What to do
Please write out the material that follows, exactly as it stands.

--- start Exercise data ---

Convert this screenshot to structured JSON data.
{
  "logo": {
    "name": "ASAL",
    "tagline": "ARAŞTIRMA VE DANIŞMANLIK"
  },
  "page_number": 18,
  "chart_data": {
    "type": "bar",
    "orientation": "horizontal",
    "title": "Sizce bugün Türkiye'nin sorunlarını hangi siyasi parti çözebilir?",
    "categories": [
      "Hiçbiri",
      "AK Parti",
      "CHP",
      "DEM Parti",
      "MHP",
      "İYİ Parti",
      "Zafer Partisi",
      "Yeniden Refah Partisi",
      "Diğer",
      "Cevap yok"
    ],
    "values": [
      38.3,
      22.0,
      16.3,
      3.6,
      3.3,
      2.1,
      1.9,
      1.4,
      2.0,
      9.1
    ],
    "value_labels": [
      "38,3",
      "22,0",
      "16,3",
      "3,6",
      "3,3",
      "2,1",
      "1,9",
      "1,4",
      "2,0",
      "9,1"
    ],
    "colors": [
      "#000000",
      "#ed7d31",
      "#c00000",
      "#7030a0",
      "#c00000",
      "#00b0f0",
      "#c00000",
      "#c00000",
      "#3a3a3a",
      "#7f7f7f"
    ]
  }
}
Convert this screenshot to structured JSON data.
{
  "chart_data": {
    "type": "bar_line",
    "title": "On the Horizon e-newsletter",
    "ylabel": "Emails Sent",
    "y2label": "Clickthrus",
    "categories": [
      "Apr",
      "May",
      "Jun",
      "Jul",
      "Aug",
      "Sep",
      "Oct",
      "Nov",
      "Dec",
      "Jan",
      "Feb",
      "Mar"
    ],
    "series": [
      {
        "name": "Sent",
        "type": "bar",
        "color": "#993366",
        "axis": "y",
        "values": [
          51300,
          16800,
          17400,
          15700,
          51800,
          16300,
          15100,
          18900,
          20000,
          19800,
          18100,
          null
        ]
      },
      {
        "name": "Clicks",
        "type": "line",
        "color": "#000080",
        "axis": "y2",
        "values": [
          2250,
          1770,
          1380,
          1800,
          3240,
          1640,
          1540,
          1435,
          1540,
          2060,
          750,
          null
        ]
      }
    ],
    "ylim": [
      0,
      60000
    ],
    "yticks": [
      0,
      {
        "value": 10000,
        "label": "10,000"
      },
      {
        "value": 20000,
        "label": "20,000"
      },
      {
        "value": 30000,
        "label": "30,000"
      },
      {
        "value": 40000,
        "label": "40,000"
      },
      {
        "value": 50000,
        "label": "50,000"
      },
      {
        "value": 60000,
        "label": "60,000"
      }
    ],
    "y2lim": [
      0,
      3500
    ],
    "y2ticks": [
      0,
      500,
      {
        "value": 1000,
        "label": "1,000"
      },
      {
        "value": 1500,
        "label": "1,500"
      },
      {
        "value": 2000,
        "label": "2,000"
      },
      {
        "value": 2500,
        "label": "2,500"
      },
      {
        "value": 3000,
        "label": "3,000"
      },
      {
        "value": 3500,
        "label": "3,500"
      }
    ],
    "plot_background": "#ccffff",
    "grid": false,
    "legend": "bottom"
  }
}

--- end Exercise data ---

Final result
Convert this screenshot to structured JSON data.
{
  "logo": {
    "name": "ASAL",
    "tagline": "ARAŞTIRMA VE DANIŞMANLIK"
  },
  "page_number": 18,
  "chart_data": {
    "type": "bar",
    "orientation": "horizontal",
    "title": "Sizce bugün Türkiye'nin sorunlarını hangi siyasi parti çözebilir?",
    "categories": [
      "Hiçbiri",
      "AK Parti",
      "CHP",
      "DEM Parti",
      "MHP",
      "İYİ Parti",
      "Zafer Partisi",
      "Yeniden Refah Partisi",
      "Diğer",
      "Cevap yok"
    ],
    "values": [
      38.3,
      22.0,
      16.3,
      3.6,
      3.3,
      2.1,
      1.9,
      1.4,
      2.0,
      9.1
    ],
    "value_labels": [
      "38,3",
      "22,0",
      "16,3",
      "3,6",
      "3,3",
      "2,1",
      "1,9",
      "1,4",
      "2,0",
      "9,1"
    ],
    "colors": [
      "#000000",
      "#ed7d31",
      "#c00000",
      "#7030a0",
      "#c00000",
      "#00b0f0",
      "#c00000",
      "#c00000",
      "#3a3a3a",
      "#7f7f7f"
    ]
  }
}
Convert this screenshot to structured JSON data.
{
  "chart_data": {
    "type": "bar_line",
    "title": "On the Horizon e-newsletter",
    "ylabel": "Emails Sent",
    "y2label": "Clickthrus",
    "categories": [
      "Apr",
      "May",
      "Jun",
      "Jul",
      "Aug",
      "Sep",
      "Oct",
      "Nov",
      "Dec",
      "Jan",
      "Feb",
      "Mar"
    ],
    "series": [
      {
        "name": "Sent",
        "type": "bar",
        "color": "#993366",
        "axis": "y",
        "values": [
          51300,
          16800,
          17400,
          15700,
          51800,
          16300,
          15100,
          18900,
          20000,
          19800,
          18100,
          null
        ]
      },
      {
        "name": "Clicks",
        "type": "line",
        "color": "#000080",
        "axis": "y2",
        "values": [
          2250,
          1770,
          1380,
          1800,
          3240,
          1640,
          1540,
          1435,
          1540,
          2060,
          750,
          null
        ]
      }
    ],
    "ylim": [
      0,
      60000
    ],
    "yticks": [
      0,
      {
        "value": 10000,
        "label": "10,000"
      },
      {
        "value": 20000,
        "label": "20,000"
      },
      {
        "value": 30000,
        "label": "30,000"
      },
      {
        "value": 40000,
        "label": "40,000"
      },
      {
        "value": 50000,
        "label": "50,000"
      },
      {
        "value": 60000,
        "label": "60,000"
      }
    ],
    "y2lim": [
      0,
      3500
    ],
    "y2ticks": [
      0,
      500,
      {
        "value": 1000,
        "label": "1,000"
      },
      {
        "value": 1500,
        "label": "1,500"
      },
      {
        "value": 2000,
        "label": "2,000"
      },
      {
        "value": 2500,
        "label": "2,500"
      },
      {
        "value": 3000,
        "label": "3,000"
      },
      {
        "value": 3500,
        "label": "3,500"
      }
    ],
    "plot_background": "#ccffff",
    "grid": false,
    "legend": "bottom"
  }
}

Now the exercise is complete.